▶ _WHAT THE EXERCISE ASKS_
Draw out every line with the word "right" from the listing below.

[start]

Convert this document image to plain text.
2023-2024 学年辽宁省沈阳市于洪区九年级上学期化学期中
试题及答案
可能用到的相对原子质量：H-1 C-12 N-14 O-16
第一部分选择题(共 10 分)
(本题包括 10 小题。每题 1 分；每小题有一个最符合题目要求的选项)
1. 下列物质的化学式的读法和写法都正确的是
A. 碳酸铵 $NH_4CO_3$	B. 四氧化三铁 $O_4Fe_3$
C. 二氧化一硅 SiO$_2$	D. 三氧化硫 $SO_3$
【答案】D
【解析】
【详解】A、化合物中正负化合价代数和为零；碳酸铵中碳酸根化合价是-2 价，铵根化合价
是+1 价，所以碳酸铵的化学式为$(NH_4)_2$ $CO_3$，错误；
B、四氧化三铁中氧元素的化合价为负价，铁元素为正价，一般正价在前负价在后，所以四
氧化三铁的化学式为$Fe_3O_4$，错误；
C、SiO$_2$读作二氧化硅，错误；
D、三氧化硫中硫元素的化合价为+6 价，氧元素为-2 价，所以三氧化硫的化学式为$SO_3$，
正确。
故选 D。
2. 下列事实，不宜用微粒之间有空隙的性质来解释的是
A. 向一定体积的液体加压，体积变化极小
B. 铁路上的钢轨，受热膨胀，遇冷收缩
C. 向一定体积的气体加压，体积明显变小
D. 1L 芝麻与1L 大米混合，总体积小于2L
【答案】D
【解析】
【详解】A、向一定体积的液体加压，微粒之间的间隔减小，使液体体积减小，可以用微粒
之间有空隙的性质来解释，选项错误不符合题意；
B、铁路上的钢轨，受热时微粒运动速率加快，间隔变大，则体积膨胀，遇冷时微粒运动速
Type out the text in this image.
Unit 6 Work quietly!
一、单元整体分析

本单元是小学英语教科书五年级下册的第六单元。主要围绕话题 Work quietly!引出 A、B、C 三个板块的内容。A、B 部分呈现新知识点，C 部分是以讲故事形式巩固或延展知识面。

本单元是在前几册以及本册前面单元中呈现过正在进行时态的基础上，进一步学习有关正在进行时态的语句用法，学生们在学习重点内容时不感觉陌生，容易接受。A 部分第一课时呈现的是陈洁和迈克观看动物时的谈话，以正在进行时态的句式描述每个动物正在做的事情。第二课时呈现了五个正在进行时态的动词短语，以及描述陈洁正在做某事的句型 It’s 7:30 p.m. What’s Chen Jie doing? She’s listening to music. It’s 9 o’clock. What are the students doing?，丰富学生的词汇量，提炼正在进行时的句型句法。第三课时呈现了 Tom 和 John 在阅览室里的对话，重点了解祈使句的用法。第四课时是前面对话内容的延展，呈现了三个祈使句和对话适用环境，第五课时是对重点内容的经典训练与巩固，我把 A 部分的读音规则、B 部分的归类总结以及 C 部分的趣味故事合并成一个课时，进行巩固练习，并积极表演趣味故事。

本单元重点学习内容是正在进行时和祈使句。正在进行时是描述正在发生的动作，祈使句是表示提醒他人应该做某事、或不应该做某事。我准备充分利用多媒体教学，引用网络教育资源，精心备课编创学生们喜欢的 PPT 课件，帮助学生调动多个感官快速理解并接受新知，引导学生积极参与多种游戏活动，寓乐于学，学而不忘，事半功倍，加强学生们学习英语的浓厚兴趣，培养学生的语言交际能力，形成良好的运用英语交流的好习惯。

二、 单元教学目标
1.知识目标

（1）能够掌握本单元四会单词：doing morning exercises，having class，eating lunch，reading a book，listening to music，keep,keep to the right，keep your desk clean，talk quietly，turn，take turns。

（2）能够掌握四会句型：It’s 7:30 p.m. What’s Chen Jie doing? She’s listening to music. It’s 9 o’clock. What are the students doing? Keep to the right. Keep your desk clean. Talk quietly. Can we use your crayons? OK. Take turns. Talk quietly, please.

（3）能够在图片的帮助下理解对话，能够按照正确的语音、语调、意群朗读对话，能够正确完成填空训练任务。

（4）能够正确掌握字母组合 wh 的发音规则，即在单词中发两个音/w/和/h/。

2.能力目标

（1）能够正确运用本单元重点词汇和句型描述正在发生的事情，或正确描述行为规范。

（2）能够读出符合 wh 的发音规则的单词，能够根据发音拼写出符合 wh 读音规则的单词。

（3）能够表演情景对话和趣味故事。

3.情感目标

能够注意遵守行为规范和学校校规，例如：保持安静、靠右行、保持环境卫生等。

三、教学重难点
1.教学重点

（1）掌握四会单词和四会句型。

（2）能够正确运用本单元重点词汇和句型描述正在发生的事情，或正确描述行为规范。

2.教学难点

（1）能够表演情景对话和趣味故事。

[end]

▶ _EXERCISE RESULT_
（1）能够掌握本单元四会单词：doing morning exercises，having class，eating lunch，reading a book，listening to music，keep,keep to the right，keep your desk clean，talk quietly，turn，take turns。
（2）能够掌握四会句型：It’s 7:30 p.m. What’s Chen Jie doing? She’s listening to music. It’s 9 o’clock. What are the students doing? Keep to the right. Keep your desk clean. Talk quietly. Can we use your crayons? OK. Take turns. Talk quietly, please.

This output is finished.